• _Task objective_: Transcribe the entries that follow exactly as they appear, minus pictures.

* * * * * * * * *

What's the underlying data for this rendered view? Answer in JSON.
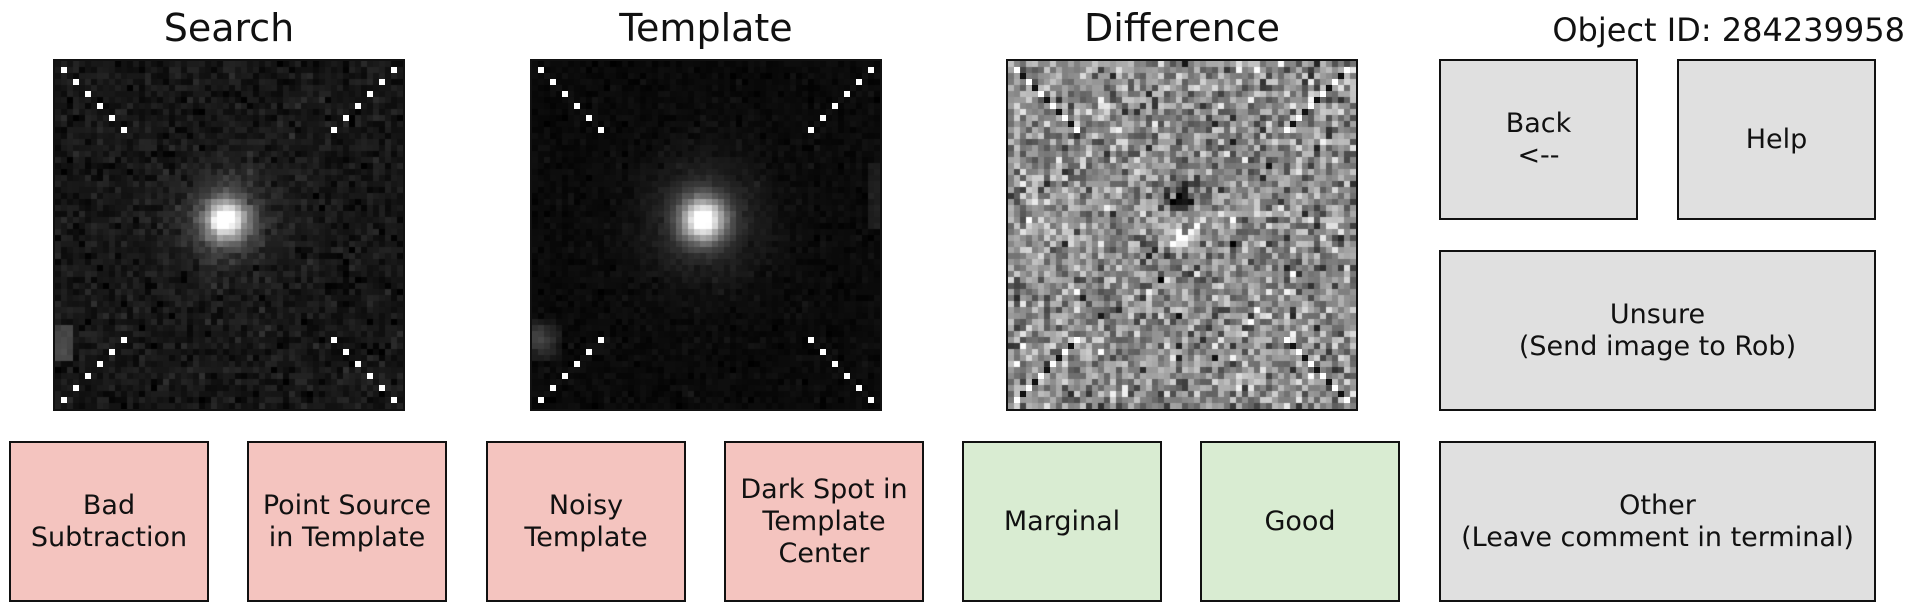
{
  "titles": {
    "search": "Search",
    "template": "Template",
    "difference": "Difference"
  },
  "object_id": "Object ID: 284239958",
  "images": {
    "search": "search-stamp-image",
    "template": "template-stamp-image",
    "difference": "difference-stamp-image"
  },
  "buttons": {
    "back": "Back\n<--",
    "help": "Help",
    "unsure": "Unsure\n(Send image to Rob)",
    "other": "Other\n(Leave comment in terminal)",
    "bad_subtraction": "Bad\nSubtraction",
    "point_source": "Point Source\nin Template",
    "noisy_template": "Noisy\nTemplate",
    "dark_spot": "Dark Spot in\nTemplate\nCenter",
    "marginal": "Marginal",
    "good": "Good"
  },
  "colors": {
    "reject": "#f4c4bf",
    "accept": "#d9ecd2",
    "neutral": "#e0e0e0"
  }
}
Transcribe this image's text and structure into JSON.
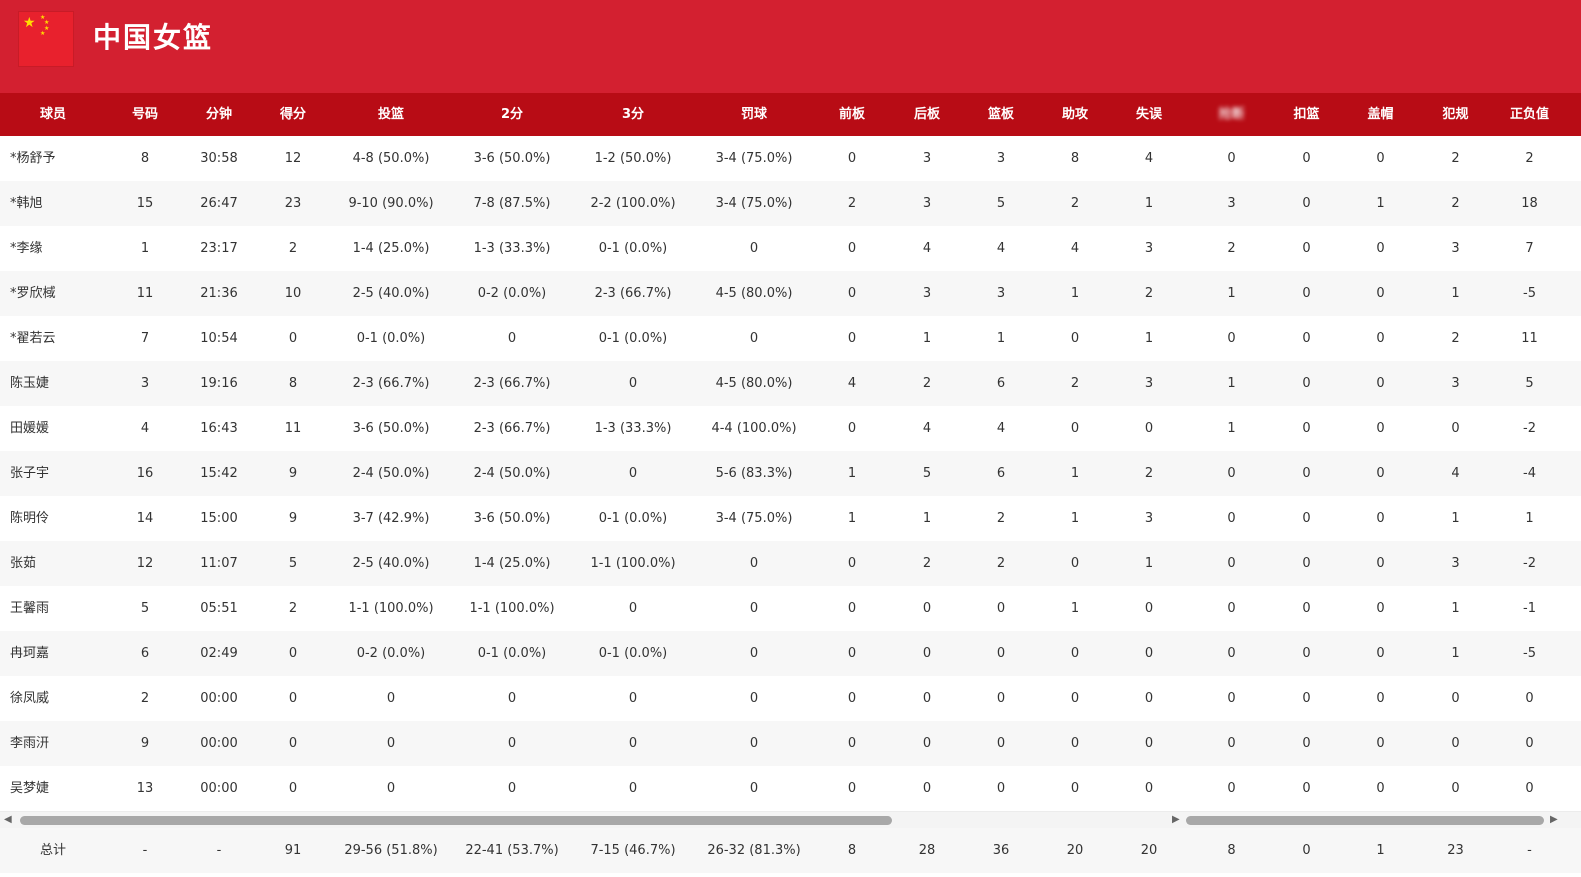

* * * * * * * * *

• _Result_:
What's the underlying data for this rendered view? Answer in JSON.
{
  "titles": {
    "search": "Search",
    "template": "Template",
    "difference": "Difference"
  },
  "object_id": "Object ID: 284239958",
  "images": {
    "search": "search-stamp-image",
    "template": "template-stamp-image",
    "difference": "difference-stamp-image"
  },
  "buttons": {
    "back": "Back\n<--",
    "help": "Help",
    "unsure": "Unsure\n(Send image to Rob)",
    "other": "Other\n(Leave comment in terminal)",
    "bad_subtraction": "Bad\nSubtraction",
    "point_source": "Point Source\nin Template",
    "noisy_template": "Noisy\nTemplate",
    "dark_spot": "Dark Spot in\nTemplate\nCenter",
    "marginal": "Marginal",
    "good": "Good"
  },
  "colors": {
    "reject": "#f4c4bf",
    "accept": "#d9ecd2",
    "neutral": "#e0e0e0"
  }
}
Transcribe this image's text and structure into JSON.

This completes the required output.